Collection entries
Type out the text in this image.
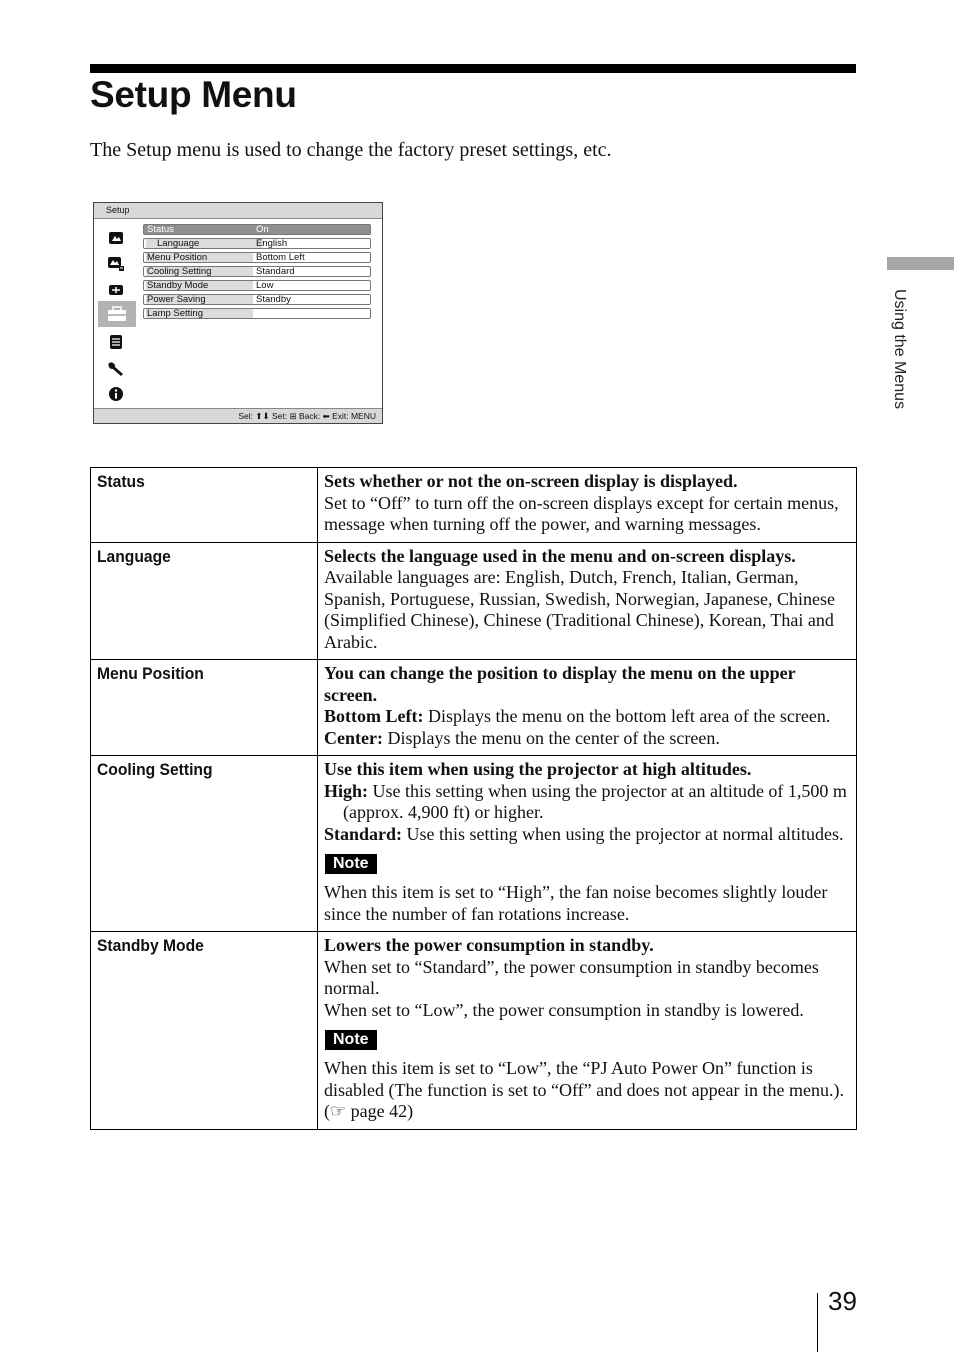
Setup Menu

The Setup menu is used to change the factory preset settings, etc.

Setup
Status	On
Language	English
Menu Position	Bottom Left
Cooling Setting	Standard
Standby Mode	Low
Power Saving	Standby
Lamp Setting
Sel: ⬆⬇ Set: ⊞ Back: ⬅ Exit: MENU
Using the Menus
Status	Sets whether or not the on-screen display is displayed.
Set to “Off” to turn off the on-screen displays except for certain menus, message when turning off the power, and warning messages.

Language	Selects the language used in the menu and on-screen displays.
Available languages are: English, Dutch, French, Italian, German, Spanish, Portuguese, Russian, Swedish, Norwegian, Japanese, Chinese (Simplified Chinese), Chinese (Traditional Chinese), Korean, Thai and Arabic.

Menu Position	You can change the position to display the menu on the upper screen.
Bottom Left: Displays the menu on the bottom left area of the screen.
Center: Displays the menu on the center of the screen.

Cooling Setting	Use this item when using the projector at high altitudes.
High: Use this setting when using the projector at an altitude of 1,500 m (approx. 4,900 ft) or higher.
Standard: Use this setting when using the projector at normal altitudes.
Note
When this item is set to “High”, the fan noise becomes slightly louder since the number of fan rotations increase.

Standby Mode	Lowers the power consumption in standby.
When set to “Standard”, the power consumption in standby becomes normal.
When set to “Low”, the power consumption in standby is lowered.
Note
When this item is set to “Low”, the “PJ Auto Power On” function is disabled (The function is set to “Off” and does not appear in the menu.). (☞ page 42)
39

■ Exercise description:
Transcribe the material exactly, keeping every word and none of the pictures.

■ Complete answer:
Type out the text in this image.
Setup Menu

The Setup menu is used to change the factory preset settings, etc.

Setup
Status	On
Language	English
Menu Position	Bottom Left
Cooling Setting	Standard
Standby Mode	Low
Power Saving	Standby
Lamp Setting
Sel: ⬆⬇ Set: ⊞ Back: ⬅ Exit: MENU
Using the Menus
Status	Sets whether or not the on-screen display is displayed.
Set to “Off” to turn off the on-screen displays except for certain menus, message when turning off the power, and warning messages.

Language	Selects the language used in the menu and on-screen displays.
Available languages are: English, Dutch, French, Italian, German, Spanish, Portuguese, Russian, Swedish, Norwegian, Japanese, Chinese (Simplified Chinese), Chinese (Traditional Chinese), Korean, Thai and Arabic.

Menu Position	You can change the position to display the menu on the upper screen.
Bottom Left: Displays the menu on the bottom left area of the screen.
Center: Displays the menu on the center of the screen.

Cooling Setting	Use this item when using the projector at high altitudes.
High: Use this setting when using the projector at an altitude of 1,500 m (approx. 4,900 ft) or higher.
Standard: Use this setting when using the projector at normal altitudes.
Note
When this item is set to “High”, the fan noise becomes slightly louder since the number of fan rotations increase.

Standby Mode	Lowers the power consumption in standby.
When set to “Standard”, the power consumption in standby becomes normal.
When set to “Low”, the power consumption in standby is lowered.
Note
When this item is set to “Low”, the “PJ Auto Power On” function is disabled (The function is set to “Off” and does not appear in the menu.). (☞ page 42)
39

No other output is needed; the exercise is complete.